> **Description of the task**
In the entries below, every line with the string "zoom" is to be reported.
━━━━
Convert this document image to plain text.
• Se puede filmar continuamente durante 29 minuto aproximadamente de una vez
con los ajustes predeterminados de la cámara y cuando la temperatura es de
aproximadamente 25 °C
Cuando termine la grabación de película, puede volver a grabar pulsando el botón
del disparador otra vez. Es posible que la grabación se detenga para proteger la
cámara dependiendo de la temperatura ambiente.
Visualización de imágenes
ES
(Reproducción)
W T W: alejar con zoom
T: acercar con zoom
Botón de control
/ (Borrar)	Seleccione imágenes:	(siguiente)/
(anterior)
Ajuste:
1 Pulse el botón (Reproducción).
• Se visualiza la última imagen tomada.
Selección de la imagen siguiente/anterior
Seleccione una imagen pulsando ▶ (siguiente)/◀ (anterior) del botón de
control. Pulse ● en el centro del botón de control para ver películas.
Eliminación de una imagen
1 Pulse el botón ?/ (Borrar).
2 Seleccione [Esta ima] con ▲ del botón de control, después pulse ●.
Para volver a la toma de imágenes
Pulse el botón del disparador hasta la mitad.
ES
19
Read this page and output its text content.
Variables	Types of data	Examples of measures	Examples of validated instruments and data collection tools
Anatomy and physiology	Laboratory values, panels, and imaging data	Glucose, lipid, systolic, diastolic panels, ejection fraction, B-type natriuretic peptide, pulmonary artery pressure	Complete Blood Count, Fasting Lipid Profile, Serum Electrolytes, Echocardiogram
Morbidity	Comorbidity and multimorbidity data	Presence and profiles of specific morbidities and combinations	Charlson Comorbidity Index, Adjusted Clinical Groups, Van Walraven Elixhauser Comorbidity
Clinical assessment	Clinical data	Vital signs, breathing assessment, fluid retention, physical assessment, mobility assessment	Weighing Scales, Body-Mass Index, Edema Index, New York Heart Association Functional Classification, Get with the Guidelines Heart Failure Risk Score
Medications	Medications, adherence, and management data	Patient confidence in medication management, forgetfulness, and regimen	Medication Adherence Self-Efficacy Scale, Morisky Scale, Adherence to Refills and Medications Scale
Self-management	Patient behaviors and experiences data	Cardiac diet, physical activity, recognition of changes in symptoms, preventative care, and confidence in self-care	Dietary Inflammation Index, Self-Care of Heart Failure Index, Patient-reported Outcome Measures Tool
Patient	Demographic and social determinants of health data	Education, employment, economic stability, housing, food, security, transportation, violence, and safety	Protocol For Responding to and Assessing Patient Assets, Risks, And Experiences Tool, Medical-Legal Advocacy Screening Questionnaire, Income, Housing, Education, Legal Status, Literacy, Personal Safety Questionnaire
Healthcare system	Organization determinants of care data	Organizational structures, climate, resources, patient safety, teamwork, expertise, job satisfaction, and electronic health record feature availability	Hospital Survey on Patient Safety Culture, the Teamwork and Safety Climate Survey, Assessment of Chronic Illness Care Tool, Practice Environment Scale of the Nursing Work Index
━━━━
> **Solution to this problem**
W T W: alejar con zoom
T: acercar con zoom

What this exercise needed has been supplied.